Could you echo back, word for word, the items starting with the line that contains "job-requirement: • Sanskrit, English, Science" and going on through the line that contains "advert-footer: Those with", with both of those lines included?

━━━━━━━━━━━━━━━━

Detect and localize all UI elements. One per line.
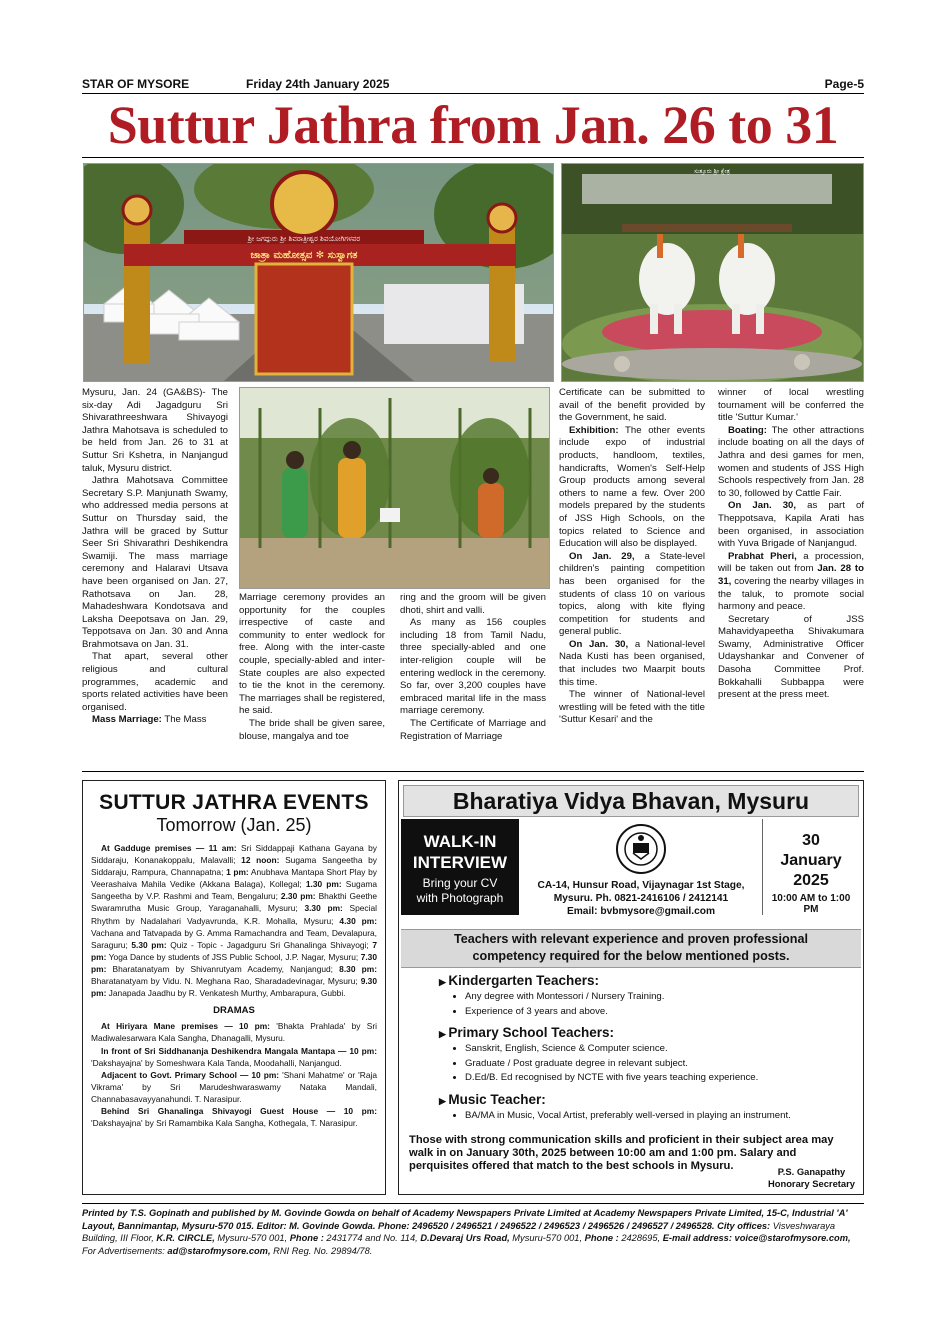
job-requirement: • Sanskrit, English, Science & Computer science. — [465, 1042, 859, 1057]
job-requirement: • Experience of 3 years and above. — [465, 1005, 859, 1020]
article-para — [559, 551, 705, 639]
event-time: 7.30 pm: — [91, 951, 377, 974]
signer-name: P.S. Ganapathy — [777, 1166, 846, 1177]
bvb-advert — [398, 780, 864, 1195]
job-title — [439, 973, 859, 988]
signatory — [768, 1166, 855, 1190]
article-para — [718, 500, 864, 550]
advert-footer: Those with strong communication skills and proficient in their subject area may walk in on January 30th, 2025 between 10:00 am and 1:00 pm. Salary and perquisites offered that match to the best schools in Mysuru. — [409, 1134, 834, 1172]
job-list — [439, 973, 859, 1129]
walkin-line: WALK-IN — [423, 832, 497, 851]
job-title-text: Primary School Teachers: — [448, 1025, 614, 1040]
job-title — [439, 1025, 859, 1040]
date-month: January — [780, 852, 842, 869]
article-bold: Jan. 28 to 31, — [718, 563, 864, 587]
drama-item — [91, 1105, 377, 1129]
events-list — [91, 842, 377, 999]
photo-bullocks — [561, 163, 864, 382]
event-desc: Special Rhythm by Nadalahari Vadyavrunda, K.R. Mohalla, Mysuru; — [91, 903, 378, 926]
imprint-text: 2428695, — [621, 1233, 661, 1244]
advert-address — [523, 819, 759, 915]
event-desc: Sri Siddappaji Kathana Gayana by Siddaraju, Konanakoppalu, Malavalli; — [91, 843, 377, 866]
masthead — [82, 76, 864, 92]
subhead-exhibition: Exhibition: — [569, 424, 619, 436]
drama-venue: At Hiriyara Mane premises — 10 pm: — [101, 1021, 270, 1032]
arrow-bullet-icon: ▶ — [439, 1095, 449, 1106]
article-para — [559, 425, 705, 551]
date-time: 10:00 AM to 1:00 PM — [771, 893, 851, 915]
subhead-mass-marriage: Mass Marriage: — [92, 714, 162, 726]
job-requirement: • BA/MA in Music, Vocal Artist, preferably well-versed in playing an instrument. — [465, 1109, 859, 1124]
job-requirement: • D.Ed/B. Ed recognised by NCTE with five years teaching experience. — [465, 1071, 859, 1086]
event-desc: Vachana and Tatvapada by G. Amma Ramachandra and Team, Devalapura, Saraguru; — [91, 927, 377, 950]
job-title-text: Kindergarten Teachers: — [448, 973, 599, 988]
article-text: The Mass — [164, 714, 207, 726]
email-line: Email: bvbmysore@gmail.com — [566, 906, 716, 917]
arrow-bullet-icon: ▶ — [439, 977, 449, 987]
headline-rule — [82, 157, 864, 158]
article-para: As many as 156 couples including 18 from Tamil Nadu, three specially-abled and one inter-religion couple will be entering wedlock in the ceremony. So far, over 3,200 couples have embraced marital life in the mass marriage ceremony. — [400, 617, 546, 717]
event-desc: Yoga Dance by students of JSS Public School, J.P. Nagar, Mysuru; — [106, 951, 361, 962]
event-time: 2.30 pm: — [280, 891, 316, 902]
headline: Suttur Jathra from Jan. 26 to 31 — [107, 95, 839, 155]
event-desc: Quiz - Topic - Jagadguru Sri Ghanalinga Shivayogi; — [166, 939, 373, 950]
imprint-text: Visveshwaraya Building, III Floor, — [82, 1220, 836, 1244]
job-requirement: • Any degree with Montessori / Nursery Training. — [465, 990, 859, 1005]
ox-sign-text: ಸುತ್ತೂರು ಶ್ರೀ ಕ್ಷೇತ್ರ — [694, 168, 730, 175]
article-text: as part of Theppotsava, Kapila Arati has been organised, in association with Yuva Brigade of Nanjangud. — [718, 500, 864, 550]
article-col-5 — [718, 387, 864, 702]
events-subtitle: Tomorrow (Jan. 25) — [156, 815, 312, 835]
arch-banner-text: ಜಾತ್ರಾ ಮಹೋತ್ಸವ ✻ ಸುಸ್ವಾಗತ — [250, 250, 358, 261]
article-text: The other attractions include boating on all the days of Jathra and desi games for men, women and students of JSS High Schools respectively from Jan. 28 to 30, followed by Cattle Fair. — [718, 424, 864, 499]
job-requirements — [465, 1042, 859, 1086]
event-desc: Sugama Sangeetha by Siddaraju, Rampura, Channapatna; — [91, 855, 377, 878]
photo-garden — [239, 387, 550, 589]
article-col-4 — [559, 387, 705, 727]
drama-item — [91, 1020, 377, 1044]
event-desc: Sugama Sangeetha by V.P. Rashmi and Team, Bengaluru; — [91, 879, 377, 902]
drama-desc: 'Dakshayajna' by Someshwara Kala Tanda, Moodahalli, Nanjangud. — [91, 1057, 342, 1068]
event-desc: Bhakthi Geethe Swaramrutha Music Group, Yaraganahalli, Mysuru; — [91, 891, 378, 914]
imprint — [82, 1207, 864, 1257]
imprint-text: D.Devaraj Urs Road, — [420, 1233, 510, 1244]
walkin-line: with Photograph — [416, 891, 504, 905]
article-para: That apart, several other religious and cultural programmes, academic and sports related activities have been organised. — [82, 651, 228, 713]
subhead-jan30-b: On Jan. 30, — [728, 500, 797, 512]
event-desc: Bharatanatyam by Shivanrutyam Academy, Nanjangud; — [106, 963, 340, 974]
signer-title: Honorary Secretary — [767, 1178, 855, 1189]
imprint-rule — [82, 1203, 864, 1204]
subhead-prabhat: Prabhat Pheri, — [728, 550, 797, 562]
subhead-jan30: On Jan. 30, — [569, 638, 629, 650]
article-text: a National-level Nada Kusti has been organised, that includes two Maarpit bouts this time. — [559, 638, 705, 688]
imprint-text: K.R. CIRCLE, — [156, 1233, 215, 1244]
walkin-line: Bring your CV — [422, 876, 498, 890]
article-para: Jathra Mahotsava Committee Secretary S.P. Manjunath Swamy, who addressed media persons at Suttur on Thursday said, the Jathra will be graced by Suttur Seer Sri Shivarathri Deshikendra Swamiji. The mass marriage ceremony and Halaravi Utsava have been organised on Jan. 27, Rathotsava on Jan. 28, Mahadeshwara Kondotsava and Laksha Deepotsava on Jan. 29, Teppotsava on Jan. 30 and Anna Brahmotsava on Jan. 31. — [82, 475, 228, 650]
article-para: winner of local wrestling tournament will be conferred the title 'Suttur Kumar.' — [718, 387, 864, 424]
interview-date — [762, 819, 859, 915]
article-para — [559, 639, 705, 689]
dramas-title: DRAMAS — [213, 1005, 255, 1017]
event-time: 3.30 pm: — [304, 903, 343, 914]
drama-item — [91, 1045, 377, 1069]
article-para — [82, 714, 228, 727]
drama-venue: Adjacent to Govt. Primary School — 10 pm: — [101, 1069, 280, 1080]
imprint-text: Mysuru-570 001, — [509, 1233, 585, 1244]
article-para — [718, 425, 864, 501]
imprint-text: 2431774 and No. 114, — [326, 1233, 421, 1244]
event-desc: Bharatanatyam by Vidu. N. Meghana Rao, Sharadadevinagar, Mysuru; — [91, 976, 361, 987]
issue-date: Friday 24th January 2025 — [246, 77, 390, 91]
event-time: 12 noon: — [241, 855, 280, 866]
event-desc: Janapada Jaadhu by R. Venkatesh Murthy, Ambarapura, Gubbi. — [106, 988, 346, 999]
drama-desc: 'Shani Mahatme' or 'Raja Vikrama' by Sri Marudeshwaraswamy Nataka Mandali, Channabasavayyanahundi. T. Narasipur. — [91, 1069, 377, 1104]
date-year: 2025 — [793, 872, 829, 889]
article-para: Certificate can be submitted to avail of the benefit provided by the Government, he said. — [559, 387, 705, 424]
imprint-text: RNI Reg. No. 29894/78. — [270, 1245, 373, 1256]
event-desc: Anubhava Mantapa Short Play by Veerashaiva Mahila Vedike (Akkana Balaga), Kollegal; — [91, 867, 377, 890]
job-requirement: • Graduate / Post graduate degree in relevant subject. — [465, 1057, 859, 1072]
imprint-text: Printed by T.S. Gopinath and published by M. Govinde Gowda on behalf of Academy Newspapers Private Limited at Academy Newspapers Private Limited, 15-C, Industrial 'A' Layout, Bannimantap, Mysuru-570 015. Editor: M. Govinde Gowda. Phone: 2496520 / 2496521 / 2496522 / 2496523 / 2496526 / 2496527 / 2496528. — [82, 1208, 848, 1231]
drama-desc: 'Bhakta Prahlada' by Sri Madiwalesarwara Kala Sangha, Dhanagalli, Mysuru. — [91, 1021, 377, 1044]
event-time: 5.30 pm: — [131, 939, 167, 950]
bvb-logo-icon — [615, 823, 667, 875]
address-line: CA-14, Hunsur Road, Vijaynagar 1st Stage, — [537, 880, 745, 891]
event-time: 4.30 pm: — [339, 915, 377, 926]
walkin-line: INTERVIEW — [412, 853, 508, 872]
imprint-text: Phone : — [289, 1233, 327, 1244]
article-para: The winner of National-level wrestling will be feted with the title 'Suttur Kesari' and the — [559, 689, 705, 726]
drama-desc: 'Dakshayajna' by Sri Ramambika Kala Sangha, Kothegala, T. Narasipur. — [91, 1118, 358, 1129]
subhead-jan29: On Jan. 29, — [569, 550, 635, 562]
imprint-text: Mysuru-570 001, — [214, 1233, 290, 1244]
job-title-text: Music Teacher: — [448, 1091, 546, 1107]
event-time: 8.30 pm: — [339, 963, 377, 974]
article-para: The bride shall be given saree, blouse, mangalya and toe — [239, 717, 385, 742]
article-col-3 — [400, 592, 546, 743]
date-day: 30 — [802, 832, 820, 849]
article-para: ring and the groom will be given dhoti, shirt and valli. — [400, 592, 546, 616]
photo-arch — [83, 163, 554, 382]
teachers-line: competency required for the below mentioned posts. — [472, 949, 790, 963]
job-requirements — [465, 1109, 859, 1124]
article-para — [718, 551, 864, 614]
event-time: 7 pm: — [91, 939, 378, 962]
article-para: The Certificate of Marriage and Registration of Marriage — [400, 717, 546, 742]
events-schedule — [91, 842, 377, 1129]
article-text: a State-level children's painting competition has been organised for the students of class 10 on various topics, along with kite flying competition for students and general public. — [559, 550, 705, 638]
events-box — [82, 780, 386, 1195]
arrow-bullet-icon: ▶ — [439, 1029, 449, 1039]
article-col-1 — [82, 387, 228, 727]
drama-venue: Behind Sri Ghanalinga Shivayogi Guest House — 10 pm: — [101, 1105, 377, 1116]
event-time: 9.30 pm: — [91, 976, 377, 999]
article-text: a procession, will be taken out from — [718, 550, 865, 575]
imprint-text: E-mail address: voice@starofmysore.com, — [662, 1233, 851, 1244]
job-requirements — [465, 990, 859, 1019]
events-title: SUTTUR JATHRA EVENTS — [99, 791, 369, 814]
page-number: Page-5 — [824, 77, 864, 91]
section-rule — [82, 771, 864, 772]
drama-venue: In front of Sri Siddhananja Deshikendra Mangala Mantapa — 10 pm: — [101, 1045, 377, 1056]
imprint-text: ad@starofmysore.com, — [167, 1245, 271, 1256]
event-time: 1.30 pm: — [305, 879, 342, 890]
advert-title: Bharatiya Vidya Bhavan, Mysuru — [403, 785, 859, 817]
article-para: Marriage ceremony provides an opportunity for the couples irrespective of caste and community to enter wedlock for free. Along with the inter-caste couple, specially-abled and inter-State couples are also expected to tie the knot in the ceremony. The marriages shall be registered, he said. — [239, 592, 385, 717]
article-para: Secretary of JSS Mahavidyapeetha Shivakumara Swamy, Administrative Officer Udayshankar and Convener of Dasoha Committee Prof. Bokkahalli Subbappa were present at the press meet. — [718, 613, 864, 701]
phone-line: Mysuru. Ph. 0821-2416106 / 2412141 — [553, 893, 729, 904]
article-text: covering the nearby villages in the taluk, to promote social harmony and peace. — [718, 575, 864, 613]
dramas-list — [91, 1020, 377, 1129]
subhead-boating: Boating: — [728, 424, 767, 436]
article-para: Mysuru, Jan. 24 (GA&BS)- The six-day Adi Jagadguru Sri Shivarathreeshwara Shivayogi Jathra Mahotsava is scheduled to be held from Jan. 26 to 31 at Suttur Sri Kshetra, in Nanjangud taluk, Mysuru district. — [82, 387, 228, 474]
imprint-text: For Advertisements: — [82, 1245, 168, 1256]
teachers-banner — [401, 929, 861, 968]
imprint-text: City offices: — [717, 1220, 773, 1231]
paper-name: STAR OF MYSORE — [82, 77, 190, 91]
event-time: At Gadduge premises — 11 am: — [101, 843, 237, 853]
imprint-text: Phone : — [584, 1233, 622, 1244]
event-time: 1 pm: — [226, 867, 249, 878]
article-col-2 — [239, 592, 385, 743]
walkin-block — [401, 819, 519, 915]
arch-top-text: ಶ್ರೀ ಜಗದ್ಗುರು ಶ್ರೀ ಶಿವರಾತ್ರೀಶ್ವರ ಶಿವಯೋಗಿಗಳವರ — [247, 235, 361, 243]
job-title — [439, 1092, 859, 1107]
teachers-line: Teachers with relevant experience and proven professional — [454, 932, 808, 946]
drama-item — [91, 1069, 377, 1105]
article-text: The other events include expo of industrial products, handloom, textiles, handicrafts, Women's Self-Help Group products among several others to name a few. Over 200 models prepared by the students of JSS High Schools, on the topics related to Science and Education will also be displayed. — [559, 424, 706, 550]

━━━━━━━━━━━━━━━━

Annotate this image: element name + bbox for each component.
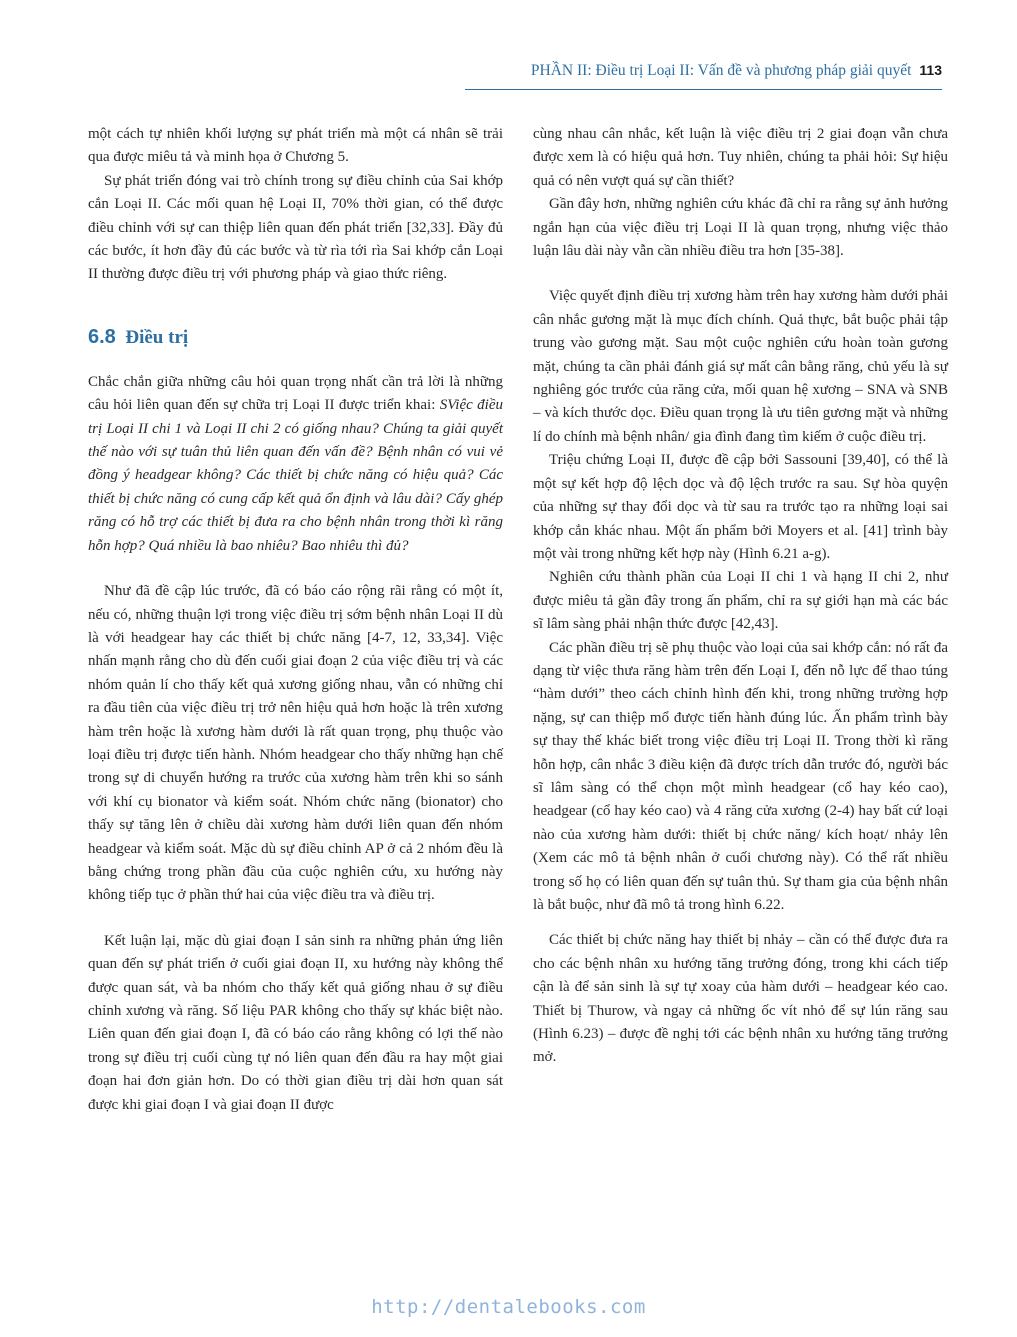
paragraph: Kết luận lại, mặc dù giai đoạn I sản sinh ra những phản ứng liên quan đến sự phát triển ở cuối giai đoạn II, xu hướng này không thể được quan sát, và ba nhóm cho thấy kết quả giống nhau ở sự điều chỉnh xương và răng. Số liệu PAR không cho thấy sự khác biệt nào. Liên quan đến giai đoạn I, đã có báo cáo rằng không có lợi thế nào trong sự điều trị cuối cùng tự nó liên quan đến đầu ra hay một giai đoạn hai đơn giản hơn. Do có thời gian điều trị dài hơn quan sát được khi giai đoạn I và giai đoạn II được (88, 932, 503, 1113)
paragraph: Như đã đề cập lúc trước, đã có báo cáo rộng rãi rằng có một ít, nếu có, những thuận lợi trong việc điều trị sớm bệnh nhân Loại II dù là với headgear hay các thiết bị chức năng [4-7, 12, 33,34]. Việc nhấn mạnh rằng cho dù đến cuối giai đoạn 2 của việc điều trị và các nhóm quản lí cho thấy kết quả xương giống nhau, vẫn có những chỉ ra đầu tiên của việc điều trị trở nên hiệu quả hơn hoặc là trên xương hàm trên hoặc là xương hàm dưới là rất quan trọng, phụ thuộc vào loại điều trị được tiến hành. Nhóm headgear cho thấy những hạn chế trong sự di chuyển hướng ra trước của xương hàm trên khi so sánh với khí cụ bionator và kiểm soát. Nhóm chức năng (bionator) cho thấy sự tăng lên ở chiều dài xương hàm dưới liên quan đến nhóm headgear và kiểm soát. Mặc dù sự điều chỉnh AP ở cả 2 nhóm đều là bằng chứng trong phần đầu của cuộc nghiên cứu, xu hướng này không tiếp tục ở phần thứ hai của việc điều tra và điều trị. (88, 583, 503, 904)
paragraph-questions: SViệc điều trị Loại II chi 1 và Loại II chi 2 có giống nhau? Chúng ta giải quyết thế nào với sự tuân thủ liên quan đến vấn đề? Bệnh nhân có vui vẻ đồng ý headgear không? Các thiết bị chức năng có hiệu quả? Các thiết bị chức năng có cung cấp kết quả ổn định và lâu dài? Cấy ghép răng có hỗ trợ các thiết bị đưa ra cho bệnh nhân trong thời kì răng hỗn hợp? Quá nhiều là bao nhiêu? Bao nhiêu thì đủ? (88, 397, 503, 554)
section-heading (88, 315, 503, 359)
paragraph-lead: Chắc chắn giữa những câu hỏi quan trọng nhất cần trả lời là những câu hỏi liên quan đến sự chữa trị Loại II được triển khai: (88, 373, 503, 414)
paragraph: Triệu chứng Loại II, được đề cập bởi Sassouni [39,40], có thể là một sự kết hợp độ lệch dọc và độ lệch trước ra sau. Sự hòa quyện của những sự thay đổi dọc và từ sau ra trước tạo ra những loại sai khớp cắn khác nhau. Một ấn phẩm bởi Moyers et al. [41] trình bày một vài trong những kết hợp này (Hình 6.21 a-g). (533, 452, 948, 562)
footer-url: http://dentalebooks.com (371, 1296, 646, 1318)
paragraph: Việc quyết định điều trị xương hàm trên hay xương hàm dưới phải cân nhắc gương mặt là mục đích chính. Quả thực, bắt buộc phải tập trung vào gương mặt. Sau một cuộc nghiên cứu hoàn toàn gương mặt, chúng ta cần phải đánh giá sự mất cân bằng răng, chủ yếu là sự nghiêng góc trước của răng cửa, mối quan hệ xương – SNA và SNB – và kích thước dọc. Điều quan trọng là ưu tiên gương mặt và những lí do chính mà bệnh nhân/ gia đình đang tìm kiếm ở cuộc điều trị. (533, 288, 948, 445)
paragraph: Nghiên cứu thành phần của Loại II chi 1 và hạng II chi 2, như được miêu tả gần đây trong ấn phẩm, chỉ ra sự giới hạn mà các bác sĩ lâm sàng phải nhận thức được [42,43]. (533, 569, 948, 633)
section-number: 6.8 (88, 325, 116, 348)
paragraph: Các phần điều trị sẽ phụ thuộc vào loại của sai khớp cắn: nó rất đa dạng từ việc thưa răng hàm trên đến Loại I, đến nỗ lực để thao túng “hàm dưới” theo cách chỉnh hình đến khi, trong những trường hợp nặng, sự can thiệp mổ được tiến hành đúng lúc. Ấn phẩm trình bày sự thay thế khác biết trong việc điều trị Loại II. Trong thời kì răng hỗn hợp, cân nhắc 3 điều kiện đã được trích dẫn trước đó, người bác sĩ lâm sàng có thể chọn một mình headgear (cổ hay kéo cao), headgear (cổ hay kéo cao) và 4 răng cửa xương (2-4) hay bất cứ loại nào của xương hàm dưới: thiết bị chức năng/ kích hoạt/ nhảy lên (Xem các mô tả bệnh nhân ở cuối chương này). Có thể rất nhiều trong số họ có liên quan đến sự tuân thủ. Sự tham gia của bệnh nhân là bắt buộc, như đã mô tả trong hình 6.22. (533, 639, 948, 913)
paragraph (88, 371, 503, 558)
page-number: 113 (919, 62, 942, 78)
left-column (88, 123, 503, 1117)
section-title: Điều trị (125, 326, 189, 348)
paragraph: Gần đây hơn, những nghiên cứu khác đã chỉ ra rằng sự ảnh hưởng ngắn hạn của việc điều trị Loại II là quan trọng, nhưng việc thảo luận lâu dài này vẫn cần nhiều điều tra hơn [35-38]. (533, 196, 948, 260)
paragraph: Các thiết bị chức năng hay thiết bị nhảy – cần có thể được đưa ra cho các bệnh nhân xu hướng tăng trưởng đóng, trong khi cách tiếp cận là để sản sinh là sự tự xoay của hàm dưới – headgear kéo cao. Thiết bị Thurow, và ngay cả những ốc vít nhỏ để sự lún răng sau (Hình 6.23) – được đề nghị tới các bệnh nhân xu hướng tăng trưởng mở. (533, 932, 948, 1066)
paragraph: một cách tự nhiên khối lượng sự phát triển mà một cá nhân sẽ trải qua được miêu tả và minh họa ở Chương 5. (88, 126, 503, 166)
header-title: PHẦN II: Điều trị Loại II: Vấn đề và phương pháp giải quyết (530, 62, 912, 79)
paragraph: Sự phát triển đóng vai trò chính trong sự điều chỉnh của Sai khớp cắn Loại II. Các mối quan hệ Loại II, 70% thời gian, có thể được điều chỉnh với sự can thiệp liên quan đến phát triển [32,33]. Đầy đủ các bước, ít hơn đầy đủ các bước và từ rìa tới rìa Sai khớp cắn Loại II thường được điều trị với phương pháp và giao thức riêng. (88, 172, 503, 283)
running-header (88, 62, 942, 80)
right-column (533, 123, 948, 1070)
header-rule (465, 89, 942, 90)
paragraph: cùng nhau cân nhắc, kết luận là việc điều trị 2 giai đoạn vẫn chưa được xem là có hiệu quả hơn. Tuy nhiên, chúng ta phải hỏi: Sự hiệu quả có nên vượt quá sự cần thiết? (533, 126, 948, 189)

━━━━━━━━━━━━━━━━

SOLUTION FOR THIS PROBLEM:
job-requirement: • Sanskrit, English, Science & Computer science. — [465, 1042, 859, 1057]
job-requirement: • Experience of 3 years and above. — [465, 1005, 859, 1020]
article-para — [559, 551, 705, 639]
event-time: 7.30 pm: — [91, 951, 377, 974]
signer-name: P.S. Ganapathy — [777, 1166, 846, 1177]
bvb-advert — [398, 780, 864, 1195]
job-title — [439, 973, 859, 988]
signatory — [768, 1166, 855, 1190]
article-para — [718, 500, 864, 550]
advert-footer: Those with strong communication skills and proficient in their subject area may walk in on January 30th, 2025 between 10:00 am and 1:00 pm. Salary and perquisites offered that match to the best schools in Mysuru. — [409, 1134, 834, 1172]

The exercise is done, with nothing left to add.